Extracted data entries
:::
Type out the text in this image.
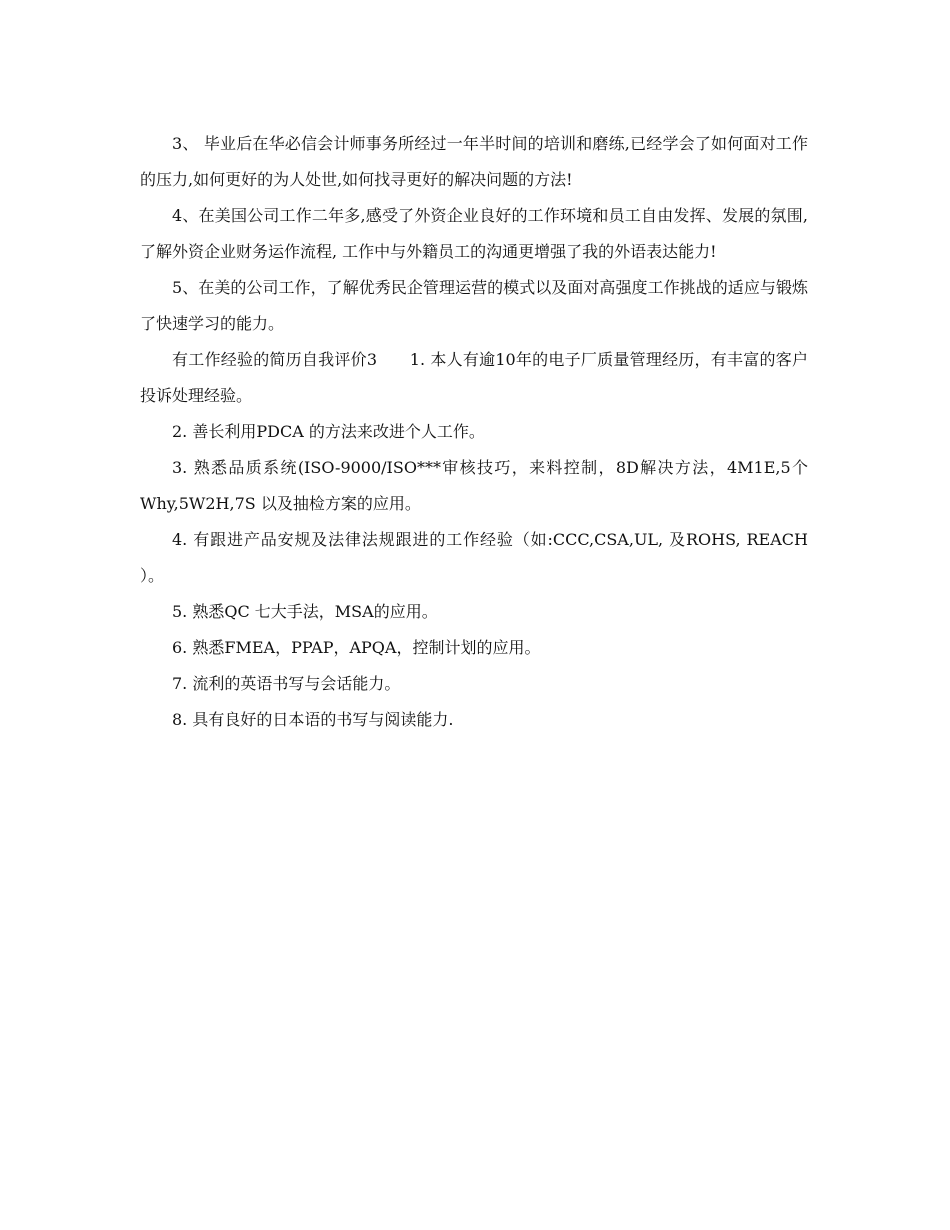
3、 毕业后在华必信会计师事务所经过一年半时间的培训和磨练,已经学会了如何面对工作的压力,如何更好的为人处世,如何找寻更好的解决问题的方法!

4、在美国公司工作二年多,感受了外资企业良好的工作环境和员工自由发挥、发展的氛围,了解外资企业财务运作流程, 工作中与外籍员工的沟通更增强了我的外语表达能力!

5、在美的公司工作，了解优秀民企管理运营的模式以及面对高强度工作挑战的适应与锻炼了快速学习的能力。

有工作经验的简历自我评价3　　1. 本人有逾10年的电子厂质量管理经历，有丰富的客户投诉处理经验。

2. 善长利用PDCA 的方法来改进个人工作。

3. 熟悉品质系统(ISO-9000/ISO***审核技巧，来料控制，8D解决方法，4M1E,5个Why,5W2H,7S 以及抽检方案的应用。

4. 有跟进产品安规及法律法规跟进的工作经验（如:CCC,CSA,UL, 及ROHS, REACH ）。

5. 熟悉QC 七大手法，MSA的应用。

6. 熟悉FMEA，PPAP，APQA，控制计划的应用。

7. 流利的英语书写与会话能力。

8. 具有良好的日本语的书写与阅读能力.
:::
### Your instructions
Please write out all of the material above without changing a word, and omit any pictures.

### Answer for the task
Type out the text in this image.
3、 毕业后在华必信会计师事务所经过一年半时间的培训和磨练,已经学会了如何面对工作的压力,如何更好的为人处世,如何找寻更好的解决问题的方法!

4、在美国公司工作二年多,感受了外资企业良好的工作环境和员工自由发挥、发展的氛围,了解外资企业财务运作流程, 工作中与外籍员工的沟通更增强了我的外语表达能力!

5、在美的公司工作，了解优秀民企管理运营的模式以及面对高强度工作挑战的适应与锻炼了快速学习的能力。

有工作经验的简历自我评价3　　1. 本人有逾10年的电子厂质量管理经历，有丰富的客户投诉处理经验。

2. 善长利用PDCA 的方法来改进个人工作。

3. 熟悉品质系统(ISO-9000/ISO***审核技巧，来料控制，8D解决方法，4M1E,5个Why,5W2H,7S 以及抽检方案的应用。

4. 有跟进产品安规及法律法规跟进的工作经验（如:CCC,CSA,UL, 及ROHS, REACH ）。

5. 熟悉QC 七大手法，MSA的应用。

6. 熟悉FMEA，PPAP，APQA，控制计划的应用。

7. 流利的英语书写与会话能力。

8. 具有良好的日本语的书写与阅读能力.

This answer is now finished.